• _Alıntı Metin_:
Güven İ.: Ben Ağrı Dağı’na giderken fındık, kayısı, kuruyemişlerin hepsini blender’dan geçirdim. Dört gün kalacaktım, dört torba hazırladım. Yanıma da bal aldım. Sabahları onu yiyordum, bayağı enerji veriyordu.
Tunç F.: Yüksek dağda mümkünü yok abi, bir tek sıvı alabilirsin. Mesela ben K2’ye çıktım ya, son iki gün hiçbir şey yemedik. Günde 18 saat tırmanış yaptık. Başka yolu yok. Millet ortalama 10 kilo veriyor böyle bir tırmanışta. Çok yağ ve kas yakıyorsun. Kaslar eriyor. Kastan kaybettiğin zaman zaten güç kaybediyorsun.
Güven İ.: Peki dönünce ne yapıyorsun?
Tunç F.: Hiçbir şey. İnsan vücudunda hiçbir şey yemesen de yakabileceğin 165 bin kalori var. Güven İ.: Hiçbir şey yemeden
165 bin kalori! Kaç günde?
Tunç F.: Sana kalmış. Günde
20 bin kalori harcıyorsun o durumda. Soğuk, yükseklik, hareket...
Güven İ.: Spor salonlarında
1000 kalori harcayayım diye adamlar saatlerce koşuyor.
Tunç F.: 5000 metrede 12 kilo falan veriyorsun sıvı kaybıyla birlikte.

Haberin Devamı

“CNN logolu aracımı bırakıp kiralık arabayla dolaştım”

Haberin Devamı

Tunç F.: CNN Türk’teki penguen belgeseli büyük olay yarattı.
Güven İ.: Başka kanallarda da çevre programları var ama biz dedik ki bu iş öyle laylaylom gezi programı, yazlık program olamaz, çevre önemli bir sorun. Bunu tüm yıla yaydık. CNN Türk doğaya hakikaten çok önem veriyormuş, birçok olayın üzerine gittik ve izleyicileri de bunun farkında. Ama o penguen belgeselinin yayınlanacağı bir ay önceden belli. Yani Taksim olaylarını vermeyip de penguen belgeseli vermiş değiliz. Sadece olaylara giremedik. Yani olaylara giremediğimiz için
o belgesel orada kaldı. Çünkü daha önceki bazı olayları televizyonun abarttığı söyleniyordu. Hakikaten de bazen bir olay var, çok küçük bir olay, kamera geldiği anda büyüyor olaylar. Mesela birbirine vurmayan adamlar, kamerayı kaldırdığın zaman vuruyor. Kameraları kaldırdığın zaman eylem yapmaya başlıyor, kamerayı kaldırdığın zaman bağırıyor çağırıyor...

• _Yapılacak İşler_:
[1] Alıntı metnin "Tunç F.: Hiçbir" sözleriyle başlayıp "sıvı kaybıyla birlikte." sözleriyle biten bölümünü olduğu gibi aktarın.
[2] Alıntı metne göre Güven İ., Ağrı Dağı’na giderken kaç torba hazırlamıştır?
Kayıtlar, alıntı metinden ayrı bir malzemedir.

• _Verilen Kayıtlar_:
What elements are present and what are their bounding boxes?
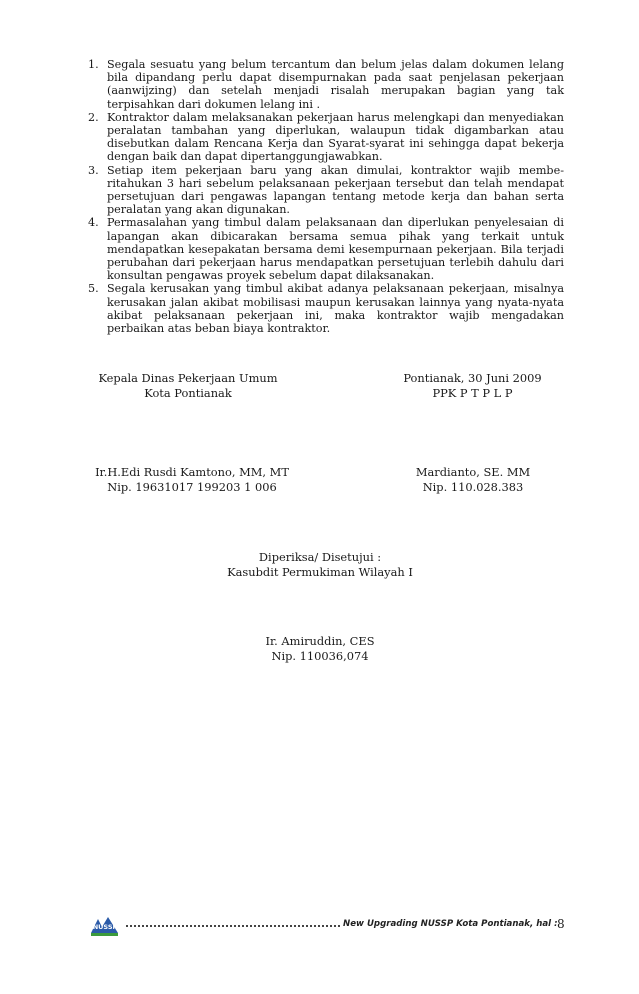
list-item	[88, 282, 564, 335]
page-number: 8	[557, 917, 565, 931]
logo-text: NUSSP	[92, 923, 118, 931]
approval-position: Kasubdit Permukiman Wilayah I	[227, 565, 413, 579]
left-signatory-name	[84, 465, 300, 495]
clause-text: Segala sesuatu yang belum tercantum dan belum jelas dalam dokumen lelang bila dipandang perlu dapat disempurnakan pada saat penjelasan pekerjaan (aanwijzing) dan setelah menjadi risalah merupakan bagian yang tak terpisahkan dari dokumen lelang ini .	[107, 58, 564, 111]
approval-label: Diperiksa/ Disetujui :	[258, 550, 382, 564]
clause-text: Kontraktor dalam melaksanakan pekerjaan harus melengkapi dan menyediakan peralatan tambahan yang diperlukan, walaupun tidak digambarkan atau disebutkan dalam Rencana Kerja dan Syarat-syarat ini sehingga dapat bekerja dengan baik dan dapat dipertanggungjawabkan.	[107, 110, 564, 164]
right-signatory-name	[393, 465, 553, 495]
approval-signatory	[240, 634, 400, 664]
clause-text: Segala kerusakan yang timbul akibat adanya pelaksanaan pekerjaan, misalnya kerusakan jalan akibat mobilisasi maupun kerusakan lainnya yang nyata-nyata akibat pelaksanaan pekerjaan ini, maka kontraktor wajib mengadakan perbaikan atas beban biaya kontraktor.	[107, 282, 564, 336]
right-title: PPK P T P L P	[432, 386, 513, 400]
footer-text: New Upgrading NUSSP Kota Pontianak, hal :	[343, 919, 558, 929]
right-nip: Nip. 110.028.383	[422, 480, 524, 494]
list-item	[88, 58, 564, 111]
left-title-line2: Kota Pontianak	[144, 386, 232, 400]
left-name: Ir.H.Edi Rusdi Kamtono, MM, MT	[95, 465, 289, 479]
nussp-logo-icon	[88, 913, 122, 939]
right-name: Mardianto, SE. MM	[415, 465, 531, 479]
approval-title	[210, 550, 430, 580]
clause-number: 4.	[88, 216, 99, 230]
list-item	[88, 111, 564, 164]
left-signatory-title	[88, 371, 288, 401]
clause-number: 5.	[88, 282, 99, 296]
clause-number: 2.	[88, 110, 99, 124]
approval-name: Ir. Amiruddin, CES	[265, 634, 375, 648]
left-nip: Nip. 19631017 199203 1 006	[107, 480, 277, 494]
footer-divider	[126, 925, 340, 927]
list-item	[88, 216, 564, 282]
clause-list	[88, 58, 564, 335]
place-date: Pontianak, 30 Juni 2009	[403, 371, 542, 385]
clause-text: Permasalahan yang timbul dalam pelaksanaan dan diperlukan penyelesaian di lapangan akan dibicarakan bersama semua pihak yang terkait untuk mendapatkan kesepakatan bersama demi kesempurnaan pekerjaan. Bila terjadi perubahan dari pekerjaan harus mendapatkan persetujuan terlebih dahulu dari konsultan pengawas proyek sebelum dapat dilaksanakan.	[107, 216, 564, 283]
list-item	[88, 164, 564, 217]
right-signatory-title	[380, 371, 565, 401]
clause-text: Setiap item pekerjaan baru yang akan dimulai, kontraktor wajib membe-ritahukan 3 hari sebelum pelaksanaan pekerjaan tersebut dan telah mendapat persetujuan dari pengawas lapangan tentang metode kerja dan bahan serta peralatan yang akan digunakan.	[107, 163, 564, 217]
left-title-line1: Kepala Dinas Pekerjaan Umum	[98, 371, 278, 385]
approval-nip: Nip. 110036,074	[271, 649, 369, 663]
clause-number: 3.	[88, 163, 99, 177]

• _Görev Yanıtları_:
[1]
Tunç F.: Hiçbir şey. İnsan vücudunda hiçbir şey yemesen de yakabileceğin 165 bin kalori var. Güven İ.: Hiçbir şey yemeden
165 bin kalori! Kaç günde?
Tunç F.: Sana kalmış. Günde
20 bin kalori harcıyorsun o durumda. Soğuk, yükseklik, hareket...
Güven İ.: Spor salonlarında
1000 kalori harcayayım diye adamlar saatlerce koşuyor.
Tunç F.: 5000 metrede 12 kilo falan veriyorsun sıvı kaybıyla birlikte.

[2] Dört torba hazırlamıştır.